All the data should come back exactly as it was given.

Stored data
______________________________

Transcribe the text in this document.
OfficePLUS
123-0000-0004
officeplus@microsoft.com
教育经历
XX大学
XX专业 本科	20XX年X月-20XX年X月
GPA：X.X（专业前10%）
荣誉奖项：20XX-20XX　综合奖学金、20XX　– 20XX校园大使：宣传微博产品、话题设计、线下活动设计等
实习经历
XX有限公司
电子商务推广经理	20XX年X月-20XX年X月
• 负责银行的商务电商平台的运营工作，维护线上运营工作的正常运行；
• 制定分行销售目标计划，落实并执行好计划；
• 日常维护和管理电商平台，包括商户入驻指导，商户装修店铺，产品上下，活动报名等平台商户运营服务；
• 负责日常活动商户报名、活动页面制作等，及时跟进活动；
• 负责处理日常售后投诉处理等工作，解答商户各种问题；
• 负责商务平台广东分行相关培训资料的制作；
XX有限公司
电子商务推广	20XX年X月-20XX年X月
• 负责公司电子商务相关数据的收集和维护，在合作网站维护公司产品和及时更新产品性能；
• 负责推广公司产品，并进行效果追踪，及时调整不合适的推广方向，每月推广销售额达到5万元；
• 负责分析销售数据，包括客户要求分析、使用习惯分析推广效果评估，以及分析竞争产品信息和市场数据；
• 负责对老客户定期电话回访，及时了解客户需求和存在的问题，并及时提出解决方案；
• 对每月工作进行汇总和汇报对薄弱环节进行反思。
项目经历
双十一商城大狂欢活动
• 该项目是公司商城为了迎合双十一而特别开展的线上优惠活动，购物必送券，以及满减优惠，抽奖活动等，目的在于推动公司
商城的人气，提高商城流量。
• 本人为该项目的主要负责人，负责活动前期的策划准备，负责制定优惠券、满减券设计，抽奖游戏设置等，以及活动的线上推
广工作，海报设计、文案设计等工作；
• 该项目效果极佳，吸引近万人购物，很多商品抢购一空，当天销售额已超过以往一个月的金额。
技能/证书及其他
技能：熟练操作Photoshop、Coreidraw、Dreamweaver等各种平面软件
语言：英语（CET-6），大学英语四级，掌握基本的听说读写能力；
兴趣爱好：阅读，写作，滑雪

______________________________

> [OUTPUT FOR THIS EXERCISE]:
Transcribe the text in this document.
OfficePLUS
123-0000-0004
officeplus@microsoft.com
教育经历
XX大学
XX专业 本科	20XX年X月-20XX年X月
GPA：X.X（专业前10%）
荣誉奖项：20XX-20XX　综合奖学金、20XX　– 20XX校园大使：宣传微博产品、话题设计、线下活动设计等
实习经历
XX有限公司
电子商务推广经理	20XX年X月-20XX年X月
• 负责银行的商务电商平台的运营工作，维护线上运营工作的正常运行；
• 制定分行销售目标计划，落实并执行好计划；
• 日常维护和管理电商平台，包括商户入驻指导，商户装修店铺，产品上下，活动报名等平台商户运营服务；
• 负责日常活动商户报名、活动页面制作等，及时跟进活动；
• 负责处理日常售后投诉处理等工作，解答商户各种问题；
• 负责商务平台广东分行相关培训资料的制作；
XX有限公司
电子商务推广	20XX年X月-20XX年X月
• 负责公司电子商务相关数据的收集和维护，在合作网站维护公司产品和及时更新产品性能；
• 负责推广公司产品，并进行效果追踪，及时调整不合适的推广方向，每月推广销售额达到5万元；
• 负责分析销售数据，包括客户要求分析、使用习惯分析推广效果评估，以及分析竞争产品信息和市场数据；
• 负责对老客户定期电话回访，及时了解客户需求和存在的问题，并及时提出解决方案；
• 对每月工作进行汇总和汇报对薄弱环节进行反思。
项目经历
双十一商城大狂欢活动
• 该项目是公司商城为了迎合双十一而特别开展的线上优惠活动，购物必送券，以及满减优惠，抽奖活动等，目的在于推动公司
商城的人气，提高商城流量。
• 本人为该项目的主要负责人，负责活动前期的策划准备，负责制定优惠券、满减券设计，抽奖游戏设置等，以及活动的线上推
广工作，海报设计、文案设计等工作；
• 该项目效果极佳，吸引近万人购物，很多商品抢购一空，当天销售额已超过以往一个月的金额。
技能/证书及其他
技能：熟练操作Photoshop、Coreidraw、Dreamweaver等各种平面软件
语言：英语（CET-6），大学英语四级，掌握基本的听说读写能力；
兴趣爱好：阅读，写作，滑雪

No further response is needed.